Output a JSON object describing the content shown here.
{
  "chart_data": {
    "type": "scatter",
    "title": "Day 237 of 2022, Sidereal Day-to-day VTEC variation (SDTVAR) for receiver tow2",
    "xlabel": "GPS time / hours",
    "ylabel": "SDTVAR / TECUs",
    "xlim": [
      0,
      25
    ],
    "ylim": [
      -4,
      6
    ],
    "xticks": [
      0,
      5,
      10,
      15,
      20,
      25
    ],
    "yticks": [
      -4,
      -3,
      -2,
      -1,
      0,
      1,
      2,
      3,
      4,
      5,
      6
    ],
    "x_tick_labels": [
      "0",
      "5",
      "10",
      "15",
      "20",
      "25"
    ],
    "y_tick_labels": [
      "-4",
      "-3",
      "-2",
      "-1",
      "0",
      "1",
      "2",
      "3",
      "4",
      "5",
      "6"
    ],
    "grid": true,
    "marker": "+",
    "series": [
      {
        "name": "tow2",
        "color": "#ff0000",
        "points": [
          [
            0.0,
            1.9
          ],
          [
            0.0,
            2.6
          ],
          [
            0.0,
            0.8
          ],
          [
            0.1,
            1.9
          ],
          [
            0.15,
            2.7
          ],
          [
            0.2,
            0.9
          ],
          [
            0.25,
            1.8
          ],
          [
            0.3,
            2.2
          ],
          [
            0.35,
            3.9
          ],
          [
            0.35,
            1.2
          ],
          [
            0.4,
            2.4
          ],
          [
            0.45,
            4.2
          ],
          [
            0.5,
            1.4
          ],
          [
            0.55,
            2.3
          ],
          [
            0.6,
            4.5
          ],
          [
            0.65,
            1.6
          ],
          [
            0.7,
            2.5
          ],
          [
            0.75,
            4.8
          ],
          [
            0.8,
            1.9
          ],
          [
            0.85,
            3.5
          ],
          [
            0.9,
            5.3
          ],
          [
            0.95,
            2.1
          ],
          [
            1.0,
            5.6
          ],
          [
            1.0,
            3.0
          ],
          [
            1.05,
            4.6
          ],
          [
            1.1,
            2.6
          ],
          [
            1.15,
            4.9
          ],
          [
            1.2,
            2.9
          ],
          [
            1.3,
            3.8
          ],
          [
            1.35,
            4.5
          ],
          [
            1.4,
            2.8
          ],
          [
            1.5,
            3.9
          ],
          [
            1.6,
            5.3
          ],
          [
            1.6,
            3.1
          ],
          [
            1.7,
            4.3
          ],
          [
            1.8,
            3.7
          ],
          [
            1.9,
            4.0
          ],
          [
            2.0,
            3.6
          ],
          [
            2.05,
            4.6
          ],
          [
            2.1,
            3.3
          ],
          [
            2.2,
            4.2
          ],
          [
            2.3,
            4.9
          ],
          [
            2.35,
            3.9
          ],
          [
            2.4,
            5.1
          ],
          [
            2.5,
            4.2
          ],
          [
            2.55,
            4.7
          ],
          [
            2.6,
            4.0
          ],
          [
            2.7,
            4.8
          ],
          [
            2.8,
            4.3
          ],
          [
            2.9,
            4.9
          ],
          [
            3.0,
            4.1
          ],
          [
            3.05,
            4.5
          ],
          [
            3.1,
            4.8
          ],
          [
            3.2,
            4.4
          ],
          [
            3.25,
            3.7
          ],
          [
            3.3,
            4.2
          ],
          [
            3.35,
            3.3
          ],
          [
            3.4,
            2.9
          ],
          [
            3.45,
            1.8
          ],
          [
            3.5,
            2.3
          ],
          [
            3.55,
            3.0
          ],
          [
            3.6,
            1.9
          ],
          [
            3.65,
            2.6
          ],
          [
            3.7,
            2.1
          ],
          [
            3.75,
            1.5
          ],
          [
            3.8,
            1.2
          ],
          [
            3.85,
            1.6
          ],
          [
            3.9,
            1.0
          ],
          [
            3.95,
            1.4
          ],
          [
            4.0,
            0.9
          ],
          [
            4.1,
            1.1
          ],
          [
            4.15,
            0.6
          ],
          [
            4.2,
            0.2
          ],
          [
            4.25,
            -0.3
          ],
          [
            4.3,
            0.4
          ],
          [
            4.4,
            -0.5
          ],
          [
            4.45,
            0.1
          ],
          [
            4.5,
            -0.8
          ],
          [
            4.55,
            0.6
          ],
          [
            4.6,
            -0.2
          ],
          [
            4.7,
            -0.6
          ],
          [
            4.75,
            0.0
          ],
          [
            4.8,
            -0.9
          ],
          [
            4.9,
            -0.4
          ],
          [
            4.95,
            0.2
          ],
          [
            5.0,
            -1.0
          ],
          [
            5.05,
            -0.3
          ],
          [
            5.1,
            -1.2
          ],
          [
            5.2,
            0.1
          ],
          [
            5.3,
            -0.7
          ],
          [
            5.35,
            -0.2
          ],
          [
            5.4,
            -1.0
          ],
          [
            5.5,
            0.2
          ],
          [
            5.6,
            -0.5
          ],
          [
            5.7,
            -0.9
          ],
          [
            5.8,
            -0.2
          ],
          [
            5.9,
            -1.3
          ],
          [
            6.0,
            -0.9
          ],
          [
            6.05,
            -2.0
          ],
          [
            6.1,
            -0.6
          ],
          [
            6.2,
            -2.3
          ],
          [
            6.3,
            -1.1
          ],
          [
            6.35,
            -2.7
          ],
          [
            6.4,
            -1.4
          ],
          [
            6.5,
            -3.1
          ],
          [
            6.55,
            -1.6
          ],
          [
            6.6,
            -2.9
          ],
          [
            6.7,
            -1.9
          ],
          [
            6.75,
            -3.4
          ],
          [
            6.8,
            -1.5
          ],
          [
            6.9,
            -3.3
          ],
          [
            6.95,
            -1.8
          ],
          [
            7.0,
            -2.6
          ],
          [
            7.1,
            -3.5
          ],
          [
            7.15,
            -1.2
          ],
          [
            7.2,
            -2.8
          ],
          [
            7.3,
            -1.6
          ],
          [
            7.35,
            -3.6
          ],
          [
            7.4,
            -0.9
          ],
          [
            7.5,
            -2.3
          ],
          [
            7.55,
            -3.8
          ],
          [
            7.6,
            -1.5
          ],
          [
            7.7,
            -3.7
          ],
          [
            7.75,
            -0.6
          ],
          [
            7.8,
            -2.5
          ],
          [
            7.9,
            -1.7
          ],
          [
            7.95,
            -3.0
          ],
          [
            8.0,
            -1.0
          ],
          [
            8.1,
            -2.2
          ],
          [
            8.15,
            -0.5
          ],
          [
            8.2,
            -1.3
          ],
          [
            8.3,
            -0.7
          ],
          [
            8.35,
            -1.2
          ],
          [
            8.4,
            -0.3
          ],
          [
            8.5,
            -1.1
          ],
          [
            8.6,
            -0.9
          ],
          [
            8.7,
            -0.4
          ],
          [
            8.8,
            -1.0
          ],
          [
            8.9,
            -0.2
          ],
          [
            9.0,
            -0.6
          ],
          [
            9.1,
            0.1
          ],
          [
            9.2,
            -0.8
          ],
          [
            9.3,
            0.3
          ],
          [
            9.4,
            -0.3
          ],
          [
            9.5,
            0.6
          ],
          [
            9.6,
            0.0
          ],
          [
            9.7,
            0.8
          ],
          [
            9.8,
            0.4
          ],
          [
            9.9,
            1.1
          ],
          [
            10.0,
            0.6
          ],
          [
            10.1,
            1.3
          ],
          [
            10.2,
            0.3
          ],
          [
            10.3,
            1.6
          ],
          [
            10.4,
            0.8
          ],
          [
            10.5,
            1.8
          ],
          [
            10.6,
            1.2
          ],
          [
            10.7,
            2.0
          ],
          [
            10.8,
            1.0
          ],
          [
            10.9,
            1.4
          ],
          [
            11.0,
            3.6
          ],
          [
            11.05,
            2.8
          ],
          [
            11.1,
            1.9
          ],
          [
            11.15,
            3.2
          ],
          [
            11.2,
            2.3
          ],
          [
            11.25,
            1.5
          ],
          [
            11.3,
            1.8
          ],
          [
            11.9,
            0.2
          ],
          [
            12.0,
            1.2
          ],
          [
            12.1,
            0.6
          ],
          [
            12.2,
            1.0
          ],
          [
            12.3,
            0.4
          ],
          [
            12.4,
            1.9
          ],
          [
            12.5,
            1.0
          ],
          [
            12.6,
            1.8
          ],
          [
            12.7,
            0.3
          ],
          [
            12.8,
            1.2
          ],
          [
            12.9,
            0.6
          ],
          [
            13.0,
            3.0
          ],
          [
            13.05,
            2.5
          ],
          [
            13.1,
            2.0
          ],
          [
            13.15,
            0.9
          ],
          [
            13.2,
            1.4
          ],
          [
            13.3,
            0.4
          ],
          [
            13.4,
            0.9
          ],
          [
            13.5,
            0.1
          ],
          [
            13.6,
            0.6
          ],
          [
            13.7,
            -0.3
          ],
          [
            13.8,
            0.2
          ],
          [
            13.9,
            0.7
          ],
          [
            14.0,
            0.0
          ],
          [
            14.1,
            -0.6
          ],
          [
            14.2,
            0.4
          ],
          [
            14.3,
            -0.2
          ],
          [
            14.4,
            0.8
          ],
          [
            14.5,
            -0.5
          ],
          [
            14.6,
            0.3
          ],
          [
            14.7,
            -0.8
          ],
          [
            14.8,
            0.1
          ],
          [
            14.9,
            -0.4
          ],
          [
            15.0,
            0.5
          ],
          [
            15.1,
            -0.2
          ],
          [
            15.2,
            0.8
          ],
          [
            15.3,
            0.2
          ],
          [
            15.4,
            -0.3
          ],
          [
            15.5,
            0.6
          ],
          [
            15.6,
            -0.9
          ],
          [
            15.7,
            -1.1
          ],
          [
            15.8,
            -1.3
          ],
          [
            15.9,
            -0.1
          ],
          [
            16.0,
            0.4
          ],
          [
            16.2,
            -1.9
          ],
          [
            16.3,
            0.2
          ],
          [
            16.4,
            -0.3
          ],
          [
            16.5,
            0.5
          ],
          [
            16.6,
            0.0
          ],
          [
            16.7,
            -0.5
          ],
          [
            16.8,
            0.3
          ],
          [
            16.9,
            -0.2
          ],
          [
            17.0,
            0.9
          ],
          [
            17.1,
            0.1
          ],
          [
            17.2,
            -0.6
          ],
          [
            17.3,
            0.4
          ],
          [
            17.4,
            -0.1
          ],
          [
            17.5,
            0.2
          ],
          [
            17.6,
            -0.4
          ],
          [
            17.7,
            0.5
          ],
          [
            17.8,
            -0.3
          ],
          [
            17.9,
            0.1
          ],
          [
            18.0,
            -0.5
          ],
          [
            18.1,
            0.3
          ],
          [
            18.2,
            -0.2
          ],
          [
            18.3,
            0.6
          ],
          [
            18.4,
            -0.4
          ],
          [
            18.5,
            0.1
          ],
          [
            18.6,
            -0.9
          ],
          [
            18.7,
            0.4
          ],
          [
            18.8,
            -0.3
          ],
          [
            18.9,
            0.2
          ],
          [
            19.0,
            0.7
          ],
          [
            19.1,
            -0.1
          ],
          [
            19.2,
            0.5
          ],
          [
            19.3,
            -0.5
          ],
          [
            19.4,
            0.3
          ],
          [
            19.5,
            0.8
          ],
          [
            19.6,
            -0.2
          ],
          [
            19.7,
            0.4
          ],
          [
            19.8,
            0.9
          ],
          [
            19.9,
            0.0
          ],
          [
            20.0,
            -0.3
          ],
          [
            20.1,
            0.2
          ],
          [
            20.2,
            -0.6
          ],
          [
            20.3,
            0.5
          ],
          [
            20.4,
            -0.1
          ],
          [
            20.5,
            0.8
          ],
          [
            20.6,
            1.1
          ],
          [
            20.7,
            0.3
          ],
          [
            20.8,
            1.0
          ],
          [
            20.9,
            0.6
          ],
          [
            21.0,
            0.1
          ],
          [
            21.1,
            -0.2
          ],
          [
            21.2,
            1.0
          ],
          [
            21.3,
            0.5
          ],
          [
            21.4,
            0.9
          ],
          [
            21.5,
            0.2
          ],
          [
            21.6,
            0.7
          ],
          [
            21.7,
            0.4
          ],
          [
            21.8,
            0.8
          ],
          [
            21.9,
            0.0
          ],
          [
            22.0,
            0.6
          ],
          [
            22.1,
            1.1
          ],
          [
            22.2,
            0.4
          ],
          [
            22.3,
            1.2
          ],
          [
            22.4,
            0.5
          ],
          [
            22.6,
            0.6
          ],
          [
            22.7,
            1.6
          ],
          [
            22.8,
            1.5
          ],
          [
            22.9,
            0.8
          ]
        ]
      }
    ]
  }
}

▸ **CHALLENGE**: Identify and extract each line of the listing that contains "SDTVAR".

▸ **RESPONSE TO THIS EXERCISE**:
    "title": "Day 237 of 2022, Sidereal Day-to-day VTEC variation (SDTVAR) for receiver tow2",
    "ylabel": "SDTVAR / TECUs",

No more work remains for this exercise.